-- begin Data supplied --
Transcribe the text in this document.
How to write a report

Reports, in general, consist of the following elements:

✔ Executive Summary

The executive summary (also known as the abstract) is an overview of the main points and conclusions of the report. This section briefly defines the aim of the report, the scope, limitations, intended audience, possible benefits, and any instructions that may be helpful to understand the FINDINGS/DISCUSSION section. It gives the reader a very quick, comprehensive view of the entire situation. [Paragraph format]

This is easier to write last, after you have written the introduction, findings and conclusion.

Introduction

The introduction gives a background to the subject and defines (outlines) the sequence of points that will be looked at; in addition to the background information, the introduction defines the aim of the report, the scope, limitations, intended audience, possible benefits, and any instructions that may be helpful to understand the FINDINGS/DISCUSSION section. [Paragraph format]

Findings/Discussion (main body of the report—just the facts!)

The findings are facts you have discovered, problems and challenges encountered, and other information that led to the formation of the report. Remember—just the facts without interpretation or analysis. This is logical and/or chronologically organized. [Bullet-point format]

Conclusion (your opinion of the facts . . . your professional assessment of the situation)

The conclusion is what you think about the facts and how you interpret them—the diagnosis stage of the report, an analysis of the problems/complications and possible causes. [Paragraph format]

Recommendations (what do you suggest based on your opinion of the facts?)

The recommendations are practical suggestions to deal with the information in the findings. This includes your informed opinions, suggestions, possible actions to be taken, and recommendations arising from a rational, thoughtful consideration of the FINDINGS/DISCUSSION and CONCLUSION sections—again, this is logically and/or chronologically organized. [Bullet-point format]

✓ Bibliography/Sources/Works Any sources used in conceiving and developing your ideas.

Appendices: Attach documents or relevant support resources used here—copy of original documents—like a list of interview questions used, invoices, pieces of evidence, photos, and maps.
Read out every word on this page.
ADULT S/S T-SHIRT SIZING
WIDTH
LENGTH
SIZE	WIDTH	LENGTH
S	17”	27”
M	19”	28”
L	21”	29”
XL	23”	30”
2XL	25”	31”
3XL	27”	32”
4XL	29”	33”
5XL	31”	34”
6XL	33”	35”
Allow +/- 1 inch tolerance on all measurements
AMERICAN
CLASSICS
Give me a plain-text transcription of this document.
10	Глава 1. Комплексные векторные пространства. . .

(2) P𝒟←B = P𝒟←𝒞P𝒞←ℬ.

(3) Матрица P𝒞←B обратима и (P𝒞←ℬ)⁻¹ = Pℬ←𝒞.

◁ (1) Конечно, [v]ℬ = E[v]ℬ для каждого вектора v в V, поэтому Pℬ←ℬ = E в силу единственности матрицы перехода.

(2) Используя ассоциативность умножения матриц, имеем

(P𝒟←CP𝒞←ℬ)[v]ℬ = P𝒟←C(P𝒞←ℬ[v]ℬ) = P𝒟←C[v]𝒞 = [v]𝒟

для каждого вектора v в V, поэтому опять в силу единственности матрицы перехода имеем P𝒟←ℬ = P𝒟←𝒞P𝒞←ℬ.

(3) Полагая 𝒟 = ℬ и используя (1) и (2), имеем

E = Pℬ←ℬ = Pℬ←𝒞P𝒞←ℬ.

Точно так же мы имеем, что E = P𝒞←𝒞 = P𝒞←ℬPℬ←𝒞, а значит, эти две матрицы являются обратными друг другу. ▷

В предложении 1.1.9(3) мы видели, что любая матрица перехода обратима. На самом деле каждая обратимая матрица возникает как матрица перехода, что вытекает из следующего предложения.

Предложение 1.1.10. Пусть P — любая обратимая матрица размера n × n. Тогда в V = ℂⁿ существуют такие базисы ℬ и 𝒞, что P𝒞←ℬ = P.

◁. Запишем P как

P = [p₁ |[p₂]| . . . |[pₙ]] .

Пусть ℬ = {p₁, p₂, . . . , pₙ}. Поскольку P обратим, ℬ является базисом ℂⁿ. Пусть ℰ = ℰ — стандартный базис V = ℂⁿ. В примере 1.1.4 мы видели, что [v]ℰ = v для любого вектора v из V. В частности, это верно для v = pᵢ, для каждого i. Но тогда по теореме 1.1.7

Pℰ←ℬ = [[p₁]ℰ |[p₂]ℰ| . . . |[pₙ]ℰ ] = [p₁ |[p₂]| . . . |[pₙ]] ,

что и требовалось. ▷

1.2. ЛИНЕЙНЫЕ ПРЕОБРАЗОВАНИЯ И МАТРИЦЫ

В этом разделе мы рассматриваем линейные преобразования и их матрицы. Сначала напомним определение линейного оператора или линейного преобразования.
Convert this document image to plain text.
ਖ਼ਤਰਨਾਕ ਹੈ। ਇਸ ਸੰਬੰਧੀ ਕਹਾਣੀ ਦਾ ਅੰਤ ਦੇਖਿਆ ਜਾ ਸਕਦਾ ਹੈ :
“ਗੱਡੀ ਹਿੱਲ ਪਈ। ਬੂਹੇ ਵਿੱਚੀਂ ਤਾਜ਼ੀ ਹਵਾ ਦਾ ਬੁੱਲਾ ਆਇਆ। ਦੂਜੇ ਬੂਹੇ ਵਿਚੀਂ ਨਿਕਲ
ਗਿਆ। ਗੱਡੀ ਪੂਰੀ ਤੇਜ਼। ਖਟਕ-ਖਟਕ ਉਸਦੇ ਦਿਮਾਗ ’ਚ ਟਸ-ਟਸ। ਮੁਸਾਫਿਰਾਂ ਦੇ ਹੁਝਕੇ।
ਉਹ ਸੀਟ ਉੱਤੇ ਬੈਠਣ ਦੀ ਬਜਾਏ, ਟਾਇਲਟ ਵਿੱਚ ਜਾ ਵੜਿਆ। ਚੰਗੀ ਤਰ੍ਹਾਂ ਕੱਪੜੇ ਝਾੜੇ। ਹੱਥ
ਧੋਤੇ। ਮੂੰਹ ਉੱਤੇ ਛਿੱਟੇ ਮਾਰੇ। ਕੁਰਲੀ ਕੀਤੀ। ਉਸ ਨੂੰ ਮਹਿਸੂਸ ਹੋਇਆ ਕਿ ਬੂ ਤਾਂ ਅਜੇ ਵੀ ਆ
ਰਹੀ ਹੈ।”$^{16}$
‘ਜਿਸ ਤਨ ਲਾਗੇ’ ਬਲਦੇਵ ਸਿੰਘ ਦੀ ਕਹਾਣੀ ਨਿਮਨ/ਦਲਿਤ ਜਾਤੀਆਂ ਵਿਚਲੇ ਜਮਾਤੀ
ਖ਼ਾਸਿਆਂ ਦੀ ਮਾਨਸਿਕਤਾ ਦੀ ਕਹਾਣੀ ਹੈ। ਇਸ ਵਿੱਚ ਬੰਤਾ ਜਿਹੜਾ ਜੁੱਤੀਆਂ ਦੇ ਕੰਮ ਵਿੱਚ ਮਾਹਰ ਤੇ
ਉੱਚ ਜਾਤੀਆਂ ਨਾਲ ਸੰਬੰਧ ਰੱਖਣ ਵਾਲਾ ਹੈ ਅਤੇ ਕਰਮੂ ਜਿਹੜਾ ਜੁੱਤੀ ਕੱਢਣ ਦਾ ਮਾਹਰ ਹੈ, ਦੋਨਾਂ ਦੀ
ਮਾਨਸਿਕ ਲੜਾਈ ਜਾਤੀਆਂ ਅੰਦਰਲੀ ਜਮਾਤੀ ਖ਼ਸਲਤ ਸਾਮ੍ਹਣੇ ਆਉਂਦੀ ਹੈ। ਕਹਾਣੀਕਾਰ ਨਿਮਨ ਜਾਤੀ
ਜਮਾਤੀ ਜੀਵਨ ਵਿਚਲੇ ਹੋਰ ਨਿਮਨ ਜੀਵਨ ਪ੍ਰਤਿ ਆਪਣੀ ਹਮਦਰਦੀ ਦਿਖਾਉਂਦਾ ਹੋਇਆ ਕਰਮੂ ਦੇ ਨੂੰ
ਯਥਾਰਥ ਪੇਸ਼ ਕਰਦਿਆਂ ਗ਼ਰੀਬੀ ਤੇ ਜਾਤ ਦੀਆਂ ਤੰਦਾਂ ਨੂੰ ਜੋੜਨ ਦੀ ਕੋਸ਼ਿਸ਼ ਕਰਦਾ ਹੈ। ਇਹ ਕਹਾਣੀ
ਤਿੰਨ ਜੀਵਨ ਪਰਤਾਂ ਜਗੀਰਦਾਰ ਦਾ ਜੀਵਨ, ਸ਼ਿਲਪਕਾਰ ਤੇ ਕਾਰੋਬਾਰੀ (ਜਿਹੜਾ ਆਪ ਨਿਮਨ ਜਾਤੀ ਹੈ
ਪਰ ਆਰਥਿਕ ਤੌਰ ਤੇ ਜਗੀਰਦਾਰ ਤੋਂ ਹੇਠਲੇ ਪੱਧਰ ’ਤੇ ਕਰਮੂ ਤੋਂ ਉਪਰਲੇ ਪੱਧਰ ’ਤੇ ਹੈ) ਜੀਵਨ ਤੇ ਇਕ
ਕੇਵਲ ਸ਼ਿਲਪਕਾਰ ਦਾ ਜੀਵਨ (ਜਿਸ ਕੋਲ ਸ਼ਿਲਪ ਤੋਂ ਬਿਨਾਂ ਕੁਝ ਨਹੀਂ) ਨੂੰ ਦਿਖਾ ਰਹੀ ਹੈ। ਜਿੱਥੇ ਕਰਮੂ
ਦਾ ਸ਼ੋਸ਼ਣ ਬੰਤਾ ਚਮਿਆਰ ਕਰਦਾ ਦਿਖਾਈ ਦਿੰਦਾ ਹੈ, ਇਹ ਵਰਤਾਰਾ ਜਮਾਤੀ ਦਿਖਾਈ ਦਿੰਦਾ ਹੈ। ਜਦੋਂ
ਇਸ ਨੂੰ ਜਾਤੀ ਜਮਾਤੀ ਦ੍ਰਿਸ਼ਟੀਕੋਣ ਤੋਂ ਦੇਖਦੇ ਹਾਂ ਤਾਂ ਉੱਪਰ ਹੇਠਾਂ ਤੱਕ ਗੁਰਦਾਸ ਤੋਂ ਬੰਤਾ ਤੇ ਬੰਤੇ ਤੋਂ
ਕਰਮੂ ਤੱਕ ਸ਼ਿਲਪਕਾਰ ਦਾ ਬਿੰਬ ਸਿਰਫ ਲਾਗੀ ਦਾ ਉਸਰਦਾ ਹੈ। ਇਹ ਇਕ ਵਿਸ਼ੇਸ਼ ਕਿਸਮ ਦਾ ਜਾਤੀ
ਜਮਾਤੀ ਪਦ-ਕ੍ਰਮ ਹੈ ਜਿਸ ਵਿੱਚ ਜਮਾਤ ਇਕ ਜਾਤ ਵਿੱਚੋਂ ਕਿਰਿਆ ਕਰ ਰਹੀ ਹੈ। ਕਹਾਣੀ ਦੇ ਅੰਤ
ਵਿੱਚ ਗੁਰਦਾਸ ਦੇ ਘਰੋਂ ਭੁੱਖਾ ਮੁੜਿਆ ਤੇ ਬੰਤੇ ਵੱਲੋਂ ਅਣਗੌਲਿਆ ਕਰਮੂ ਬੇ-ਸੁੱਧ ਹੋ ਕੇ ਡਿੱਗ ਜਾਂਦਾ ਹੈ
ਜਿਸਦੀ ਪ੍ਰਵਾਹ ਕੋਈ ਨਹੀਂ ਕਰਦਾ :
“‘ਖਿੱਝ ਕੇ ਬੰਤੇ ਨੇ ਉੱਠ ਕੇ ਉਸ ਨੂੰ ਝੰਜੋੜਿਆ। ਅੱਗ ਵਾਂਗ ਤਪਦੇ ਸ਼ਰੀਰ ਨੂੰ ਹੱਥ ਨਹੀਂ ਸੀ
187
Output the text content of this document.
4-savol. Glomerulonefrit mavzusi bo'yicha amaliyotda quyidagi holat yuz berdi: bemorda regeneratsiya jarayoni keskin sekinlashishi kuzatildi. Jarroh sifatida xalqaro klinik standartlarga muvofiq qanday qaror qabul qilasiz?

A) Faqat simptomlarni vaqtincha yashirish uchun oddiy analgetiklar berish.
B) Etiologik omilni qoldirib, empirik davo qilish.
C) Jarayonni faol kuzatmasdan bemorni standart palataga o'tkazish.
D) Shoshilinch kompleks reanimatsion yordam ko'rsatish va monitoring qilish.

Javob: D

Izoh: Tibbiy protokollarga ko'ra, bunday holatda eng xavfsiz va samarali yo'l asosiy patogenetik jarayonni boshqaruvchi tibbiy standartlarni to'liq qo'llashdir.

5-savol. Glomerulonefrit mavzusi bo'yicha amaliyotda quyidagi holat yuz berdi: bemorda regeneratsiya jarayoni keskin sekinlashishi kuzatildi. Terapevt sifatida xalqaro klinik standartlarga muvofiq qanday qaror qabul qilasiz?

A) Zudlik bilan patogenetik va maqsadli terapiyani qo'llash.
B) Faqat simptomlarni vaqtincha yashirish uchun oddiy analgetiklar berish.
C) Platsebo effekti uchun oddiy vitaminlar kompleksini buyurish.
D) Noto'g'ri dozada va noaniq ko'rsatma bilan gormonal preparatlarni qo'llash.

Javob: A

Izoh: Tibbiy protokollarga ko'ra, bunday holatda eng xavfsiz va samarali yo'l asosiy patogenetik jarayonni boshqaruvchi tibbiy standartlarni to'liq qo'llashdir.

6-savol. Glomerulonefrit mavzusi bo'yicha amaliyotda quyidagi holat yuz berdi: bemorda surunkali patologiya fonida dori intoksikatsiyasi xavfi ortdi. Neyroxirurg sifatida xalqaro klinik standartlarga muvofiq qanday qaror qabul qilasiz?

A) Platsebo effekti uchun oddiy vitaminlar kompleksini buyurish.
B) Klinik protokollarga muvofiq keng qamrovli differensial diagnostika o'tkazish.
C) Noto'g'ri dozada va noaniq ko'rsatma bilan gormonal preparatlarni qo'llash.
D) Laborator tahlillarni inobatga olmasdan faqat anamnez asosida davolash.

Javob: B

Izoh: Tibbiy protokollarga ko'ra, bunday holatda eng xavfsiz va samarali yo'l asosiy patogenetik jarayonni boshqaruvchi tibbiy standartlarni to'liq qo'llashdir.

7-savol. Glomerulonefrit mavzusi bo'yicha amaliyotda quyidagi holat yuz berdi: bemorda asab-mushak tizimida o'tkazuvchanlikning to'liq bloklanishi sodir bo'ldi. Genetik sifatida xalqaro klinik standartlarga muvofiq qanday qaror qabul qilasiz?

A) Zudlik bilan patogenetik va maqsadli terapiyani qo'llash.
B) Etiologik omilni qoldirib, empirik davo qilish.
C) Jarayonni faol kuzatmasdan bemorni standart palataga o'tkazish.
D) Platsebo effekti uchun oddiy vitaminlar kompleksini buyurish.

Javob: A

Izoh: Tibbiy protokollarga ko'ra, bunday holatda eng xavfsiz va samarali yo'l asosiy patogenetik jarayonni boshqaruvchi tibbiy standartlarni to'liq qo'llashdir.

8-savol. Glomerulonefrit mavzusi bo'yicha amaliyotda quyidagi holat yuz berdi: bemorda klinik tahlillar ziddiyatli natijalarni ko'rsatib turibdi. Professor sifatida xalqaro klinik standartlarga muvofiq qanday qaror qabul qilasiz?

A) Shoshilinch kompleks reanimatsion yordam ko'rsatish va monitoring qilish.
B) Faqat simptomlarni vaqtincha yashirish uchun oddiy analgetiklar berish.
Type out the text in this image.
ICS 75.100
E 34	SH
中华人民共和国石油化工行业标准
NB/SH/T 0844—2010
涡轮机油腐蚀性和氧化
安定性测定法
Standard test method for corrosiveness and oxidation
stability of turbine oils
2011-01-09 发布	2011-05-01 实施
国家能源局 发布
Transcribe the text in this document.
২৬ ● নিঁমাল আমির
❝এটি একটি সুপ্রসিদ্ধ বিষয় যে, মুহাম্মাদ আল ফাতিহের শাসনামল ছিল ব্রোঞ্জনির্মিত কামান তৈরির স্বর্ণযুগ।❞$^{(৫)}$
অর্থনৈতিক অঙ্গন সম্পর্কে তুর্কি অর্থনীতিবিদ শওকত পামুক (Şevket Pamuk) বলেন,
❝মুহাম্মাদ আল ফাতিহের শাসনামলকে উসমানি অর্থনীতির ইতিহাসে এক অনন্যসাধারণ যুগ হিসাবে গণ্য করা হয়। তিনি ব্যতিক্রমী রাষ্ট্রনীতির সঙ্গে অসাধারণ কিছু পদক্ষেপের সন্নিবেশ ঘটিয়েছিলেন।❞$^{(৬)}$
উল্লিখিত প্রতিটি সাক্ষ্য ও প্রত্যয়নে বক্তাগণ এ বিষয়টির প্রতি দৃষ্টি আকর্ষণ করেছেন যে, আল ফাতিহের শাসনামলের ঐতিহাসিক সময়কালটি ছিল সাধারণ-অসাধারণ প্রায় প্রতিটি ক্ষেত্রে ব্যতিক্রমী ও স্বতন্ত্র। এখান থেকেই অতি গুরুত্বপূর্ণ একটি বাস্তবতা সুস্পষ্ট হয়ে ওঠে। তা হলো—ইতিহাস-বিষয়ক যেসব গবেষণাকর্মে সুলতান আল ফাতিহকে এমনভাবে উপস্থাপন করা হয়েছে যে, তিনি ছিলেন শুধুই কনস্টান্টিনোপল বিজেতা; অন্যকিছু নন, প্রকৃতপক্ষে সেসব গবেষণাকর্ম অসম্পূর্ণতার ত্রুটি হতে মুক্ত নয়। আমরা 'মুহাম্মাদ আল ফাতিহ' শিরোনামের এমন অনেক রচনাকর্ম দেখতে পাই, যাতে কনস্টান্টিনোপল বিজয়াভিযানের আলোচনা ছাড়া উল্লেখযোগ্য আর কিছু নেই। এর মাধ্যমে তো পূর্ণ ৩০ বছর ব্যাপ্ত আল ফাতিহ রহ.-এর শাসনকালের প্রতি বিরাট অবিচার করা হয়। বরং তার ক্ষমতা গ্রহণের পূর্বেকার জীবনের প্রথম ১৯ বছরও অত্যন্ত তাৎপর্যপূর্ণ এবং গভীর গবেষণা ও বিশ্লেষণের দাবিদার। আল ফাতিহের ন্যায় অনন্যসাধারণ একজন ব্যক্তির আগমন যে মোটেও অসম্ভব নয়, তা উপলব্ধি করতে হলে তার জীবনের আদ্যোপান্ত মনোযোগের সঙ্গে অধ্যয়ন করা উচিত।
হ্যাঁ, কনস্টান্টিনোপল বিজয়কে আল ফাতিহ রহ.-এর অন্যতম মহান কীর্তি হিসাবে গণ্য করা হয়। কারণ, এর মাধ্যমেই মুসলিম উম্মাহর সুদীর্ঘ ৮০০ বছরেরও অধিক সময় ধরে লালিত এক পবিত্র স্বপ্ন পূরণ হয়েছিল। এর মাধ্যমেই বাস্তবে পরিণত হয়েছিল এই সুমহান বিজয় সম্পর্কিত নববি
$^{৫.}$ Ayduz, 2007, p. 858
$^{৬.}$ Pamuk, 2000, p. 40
-- end Data supplied --
▶ What you need to do: In the material above, show every line where the word "plain" turns up.

▶ Reply to the exercise:
Give me a plain-text transcription of this document.
Convert this document image to plain text.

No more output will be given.